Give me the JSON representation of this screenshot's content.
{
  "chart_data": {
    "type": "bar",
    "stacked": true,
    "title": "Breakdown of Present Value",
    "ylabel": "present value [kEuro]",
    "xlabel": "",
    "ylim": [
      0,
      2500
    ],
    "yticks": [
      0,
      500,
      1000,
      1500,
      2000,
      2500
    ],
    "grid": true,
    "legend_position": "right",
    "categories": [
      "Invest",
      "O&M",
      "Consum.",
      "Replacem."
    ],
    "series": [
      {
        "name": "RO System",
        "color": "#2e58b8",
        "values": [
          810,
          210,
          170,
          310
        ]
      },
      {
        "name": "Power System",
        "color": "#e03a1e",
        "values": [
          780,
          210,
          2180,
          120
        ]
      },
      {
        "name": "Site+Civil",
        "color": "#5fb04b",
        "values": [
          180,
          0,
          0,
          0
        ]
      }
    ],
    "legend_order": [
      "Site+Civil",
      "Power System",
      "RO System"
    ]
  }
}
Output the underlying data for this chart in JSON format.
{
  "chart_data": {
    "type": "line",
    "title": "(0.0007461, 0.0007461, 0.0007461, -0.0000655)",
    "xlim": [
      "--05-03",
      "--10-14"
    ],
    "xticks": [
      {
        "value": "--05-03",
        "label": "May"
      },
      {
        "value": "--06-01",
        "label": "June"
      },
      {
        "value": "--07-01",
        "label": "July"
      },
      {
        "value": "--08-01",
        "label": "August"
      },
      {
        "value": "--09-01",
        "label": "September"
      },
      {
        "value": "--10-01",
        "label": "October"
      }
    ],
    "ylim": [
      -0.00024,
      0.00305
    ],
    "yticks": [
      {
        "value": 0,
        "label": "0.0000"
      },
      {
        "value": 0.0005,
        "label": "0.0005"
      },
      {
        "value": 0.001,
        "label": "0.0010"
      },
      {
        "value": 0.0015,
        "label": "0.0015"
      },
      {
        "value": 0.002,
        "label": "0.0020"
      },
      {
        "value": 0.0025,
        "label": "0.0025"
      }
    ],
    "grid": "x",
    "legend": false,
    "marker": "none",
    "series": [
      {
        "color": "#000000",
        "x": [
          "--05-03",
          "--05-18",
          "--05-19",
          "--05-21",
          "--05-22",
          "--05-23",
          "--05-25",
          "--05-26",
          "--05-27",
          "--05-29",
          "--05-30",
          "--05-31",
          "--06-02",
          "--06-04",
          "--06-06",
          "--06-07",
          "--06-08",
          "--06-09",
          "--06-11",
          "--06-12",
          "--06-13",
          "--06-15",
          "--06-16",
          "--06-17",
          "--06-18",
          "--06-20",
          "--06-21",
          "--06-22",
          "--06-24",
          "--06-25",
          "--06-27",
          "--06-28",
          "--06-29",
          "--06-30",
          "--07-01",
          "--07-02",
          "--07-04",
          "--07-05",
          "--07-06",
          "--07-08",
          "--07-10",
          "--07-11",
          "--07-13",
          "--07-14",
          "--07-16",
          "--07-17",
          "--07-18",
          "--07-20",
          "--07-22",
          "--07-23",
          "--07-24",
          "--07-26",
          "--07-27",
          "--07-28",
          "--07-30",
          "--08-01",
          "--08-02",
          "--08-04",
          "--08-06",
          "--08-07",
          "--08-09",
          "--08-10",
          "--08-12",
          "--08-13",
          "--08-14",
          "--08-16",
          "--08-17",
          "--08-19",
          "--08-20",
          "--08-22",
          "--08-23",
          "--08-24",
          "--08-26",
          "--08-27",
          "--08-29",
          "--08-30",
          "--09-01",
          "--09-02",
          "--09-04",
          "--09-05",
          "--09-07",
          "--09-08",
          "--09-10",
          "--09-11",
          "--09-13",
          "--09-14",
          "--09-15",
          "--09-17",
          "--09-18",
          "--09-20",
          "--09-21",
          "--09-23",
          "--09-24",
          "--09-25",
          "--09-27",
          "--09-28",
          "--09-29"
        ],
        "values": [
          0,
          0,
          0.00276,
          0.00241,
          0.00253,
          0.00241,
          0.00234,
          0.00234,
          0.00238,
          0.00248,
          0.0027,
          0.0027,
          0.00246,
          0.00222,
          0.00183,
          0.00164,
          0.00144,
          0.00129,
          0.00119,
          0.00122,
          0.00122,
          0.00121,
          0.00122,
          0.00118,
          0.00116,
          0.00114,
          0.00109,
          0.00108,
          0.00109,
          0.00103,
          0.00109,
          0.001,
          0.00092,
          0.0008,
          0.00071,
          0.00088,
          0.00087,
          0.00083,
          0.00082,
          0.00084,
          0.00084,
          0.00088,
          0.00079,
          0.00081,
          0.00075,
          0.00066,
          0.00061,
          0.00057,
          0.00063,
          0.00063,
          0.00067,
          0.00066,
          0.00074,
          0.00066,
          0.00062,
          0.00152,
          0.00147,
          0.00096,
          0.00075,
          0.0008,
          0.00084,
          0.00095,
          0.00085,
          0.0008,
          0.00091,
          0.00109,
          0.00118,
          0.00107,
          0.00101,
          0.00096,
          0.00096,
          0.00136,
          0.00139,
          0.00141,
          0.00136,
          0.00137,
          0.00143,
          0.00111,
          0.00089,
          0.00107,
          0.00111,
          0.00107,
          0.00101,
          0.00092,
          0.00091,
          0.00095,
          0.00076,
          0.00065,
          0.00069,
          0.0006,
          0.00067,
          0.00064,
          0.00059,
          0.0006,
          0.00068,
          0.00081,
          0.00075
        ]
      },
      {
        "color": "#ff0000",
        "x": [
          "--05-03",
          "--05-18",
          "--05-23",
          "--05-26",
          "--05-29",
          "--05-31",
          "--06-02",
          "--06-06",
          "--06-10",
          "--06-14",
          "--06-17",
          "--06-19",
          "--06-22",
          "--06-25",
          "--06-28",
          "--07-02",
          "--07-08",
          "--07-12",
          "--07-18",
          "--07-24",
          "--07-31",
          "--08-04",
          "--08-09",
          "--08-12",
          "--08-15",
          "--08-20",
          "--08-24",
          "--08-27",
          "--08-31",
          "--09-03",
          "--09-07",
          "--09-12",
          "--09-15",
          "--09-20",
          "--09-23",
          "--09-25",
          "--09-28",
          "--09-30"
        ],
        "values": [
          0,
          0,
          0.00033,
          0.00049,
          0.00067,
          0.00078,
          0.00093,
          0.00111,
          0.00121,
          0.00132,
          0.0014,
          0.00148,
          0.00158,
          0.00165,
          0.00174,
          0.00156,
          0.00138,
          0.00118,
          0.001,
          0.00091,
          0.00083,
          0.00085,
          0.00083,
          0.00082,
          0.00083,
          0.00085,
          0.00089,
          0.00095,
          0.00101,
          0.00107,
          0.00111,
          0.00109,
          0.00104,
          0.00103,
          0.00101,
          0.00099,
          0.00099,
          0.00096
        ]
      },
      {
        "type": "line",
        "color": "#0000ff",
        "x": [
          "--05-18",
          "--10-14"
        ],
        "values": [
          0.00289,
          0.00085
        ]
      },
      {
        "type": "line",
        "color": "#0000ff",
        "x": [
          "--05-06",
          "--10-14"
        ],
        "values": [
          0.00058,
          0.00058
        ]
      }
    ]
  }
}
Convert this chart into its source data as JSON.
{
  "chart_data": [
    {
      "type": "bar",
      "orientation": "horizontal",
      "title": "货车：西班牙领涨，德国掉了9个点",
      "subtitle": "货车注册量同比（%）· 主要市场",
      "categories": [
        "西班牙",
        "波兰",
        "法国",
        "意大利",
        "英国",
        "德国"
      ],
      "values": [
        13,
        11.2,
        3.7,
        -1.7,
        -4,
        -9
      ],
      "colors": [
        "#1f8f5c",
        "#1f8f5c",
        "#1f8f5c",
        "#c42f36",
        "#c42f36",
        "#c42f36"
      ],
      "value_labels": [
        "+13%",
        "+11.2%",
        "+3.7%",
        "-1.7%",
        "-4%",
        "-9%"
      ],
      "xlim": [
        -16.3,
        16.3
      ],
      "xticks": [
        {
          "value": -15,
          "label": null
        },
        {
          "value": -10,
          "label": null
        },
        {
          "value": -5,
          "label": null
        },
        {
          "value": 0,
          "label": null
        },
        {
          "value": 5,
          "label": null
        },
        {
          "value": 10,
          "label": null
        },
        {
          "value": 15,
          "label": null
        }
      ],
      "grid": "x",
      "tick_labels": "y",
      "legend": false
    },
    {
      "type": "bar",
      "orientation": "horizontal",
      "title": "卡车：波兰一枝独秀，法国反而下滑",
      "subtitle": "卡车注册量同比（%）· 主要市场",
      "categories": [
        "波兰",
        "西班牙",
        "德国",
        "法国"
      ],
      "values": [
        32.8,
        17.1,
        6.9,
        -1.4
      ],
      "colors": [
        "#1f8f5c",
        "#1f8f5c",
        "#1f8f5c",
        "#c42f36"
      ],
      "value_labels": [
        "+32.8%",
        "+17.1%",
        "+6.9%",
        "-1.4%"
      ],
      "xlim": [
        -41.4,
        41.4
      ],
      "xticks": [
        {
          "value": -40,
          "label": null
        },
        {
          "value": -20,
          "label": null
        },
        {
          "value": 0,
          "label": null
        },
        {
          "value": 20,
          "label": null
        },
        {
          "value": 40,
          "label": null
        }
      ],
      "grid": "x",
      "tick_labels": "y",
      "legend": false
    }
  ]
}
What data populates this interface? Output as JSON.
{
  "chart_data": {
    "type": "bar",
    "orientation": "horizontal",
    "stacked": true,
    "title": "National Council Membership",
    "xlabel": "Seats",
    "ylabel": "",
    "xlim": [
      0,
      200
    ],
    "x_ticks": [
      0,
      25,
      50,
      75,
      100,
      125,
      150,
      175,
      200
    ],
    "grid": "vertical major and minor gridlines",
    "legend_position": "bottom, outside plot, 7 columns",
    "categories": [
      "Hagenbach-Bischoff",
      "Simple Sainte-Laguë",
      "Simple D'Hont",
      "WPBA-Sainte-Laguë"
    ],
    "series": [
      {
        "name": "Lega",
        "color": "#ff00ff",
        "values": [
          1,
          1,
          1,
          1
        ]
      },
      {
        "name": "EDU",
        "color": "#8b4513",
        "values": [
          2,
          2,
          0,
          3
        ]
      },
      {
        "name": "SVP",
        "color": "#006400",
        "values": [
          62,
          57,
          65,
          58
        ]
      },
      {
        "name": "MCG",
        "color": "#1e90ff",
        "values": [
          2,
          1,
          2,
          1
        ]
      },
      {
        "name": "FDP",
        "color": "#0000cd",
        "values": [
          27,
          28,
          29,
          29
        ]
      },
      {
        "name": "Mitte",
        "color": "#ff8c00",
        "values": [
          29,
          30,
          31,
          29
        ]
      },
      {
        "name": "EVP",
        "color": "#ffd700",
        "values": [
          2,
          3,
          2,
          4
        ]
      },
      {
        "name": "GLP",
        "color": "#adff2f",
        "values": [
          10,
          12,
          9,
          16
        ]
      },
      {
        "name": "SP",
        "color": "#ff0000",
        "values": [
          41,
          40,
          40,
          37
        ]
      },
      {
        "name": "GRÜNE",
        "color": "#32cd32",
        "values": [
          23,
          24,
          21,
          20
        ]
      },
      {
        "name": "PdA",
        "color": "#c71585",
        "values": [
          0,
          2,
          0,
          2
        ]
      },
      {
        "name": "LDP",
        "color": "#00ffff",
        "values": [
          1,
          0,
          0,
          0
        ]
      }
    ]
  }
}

..........

■ Exercise instructions: In the records above, collect each line with "主要市场".

■ Result for this exercise:
      "subtitle": "货车注册量同比（%）· 主要市场",
      "subtitle": "卡车注册量同比（%）· 主要市场",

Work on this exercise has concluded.